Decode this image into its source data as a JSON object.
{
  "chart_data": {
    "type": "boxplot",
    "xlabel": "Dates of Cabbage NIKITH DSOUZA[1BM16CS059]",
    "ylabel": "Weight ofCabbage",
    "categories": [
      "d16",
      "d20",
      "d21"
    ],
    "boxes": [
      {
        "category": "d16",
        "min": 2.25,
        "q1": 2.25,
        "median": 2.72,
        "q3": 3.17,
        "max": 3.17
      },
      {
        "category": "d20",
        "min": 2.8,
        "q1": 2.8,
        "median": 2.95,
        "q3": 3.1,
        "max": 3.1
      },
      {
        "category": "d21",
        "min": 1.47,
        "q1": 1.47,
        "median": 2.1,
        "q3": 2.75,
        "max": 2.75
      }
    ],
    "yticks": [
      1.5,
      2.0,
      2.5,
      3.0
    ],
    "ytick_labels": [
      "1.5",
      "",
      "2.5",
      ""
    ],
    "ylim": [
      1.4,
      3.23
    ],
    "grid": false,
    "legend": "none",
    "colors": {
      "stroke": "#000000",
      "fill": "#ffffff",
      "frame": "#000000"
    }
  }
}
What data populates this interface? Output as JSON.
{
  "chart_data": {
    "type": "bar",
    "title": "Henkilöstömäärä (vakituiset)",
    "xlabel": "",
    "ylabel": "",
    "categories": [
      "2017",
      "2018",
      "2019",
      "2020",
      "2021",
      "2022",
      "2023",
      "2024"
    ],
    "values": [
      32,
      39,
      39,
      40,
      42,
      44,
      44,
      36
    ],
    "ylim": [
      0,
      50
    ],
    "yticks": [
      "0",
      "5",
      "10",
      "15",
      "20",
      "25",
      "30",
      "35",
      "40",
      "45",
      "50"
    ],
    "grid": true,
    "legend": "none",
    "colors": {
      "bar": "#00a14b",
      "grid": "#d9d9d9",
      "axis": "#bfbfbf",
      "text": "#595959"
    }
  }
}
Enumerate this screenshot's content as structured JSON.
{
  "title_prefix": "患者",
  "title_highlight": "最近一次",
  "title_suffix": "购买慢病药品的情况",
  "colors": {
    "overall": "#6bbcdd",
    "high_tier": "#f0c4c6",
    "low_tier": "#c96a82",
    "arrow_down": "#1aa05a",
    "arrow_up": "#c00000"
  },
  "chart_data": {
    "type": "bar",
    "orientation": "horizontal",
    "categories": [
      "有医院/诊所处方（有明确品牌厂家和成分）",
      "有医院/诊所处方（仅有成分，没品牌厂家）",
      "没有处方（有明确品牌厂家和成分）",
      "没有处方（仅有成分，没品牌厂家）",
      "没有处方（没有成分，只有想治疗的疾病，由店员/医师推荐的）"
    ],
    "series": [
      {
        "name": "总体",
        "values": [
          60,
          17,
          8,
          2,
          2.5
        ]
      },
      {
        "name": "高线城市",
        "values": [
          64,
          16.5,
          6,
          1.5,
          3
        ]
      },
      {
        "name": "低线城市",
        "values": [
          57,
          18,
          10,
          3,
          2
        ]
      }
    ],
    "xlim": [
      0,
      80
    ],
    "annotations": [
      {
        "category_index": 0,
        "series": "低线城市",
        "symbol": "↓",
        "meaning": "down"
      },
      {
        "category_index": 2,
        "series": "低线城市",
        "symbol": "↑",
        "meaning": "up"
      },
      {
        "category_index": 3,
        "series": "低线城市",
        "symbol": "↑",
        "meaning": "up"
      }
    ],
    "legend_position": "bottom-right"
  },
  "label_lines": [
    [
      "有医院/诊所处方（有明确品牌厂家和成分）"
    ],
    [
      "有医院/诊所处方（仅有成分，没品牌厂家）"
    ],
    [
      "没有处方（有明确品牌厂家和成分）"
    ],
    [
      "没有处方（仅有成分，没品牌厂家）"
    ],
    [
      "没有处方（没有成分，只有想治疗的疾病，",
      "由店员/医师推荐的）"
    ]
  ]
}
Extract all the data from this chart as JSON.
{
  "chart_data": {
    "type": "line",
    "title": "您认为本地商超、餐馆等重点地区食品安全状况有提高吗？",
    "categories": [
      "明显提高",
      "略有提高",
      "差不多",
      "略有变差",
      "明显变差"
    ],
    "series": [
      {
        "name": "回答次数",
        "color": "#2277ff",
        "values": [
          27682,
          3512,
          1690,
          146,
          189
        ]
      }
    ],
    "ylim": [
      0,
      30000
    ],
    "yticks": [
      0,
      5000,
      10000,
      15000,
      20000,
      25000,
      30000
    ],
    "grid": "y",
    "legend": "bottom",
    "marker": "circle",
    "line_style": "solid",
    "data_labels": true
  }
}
__________________________________________________
--- Exercise brief ---
Of the lines above, copy each that contains "xlabel".

--- Reply to the task ---
    "xlabel": "Dates of Cabbage NIKITH DSOUZA[1BM16CS059]",
    "xlabel": "",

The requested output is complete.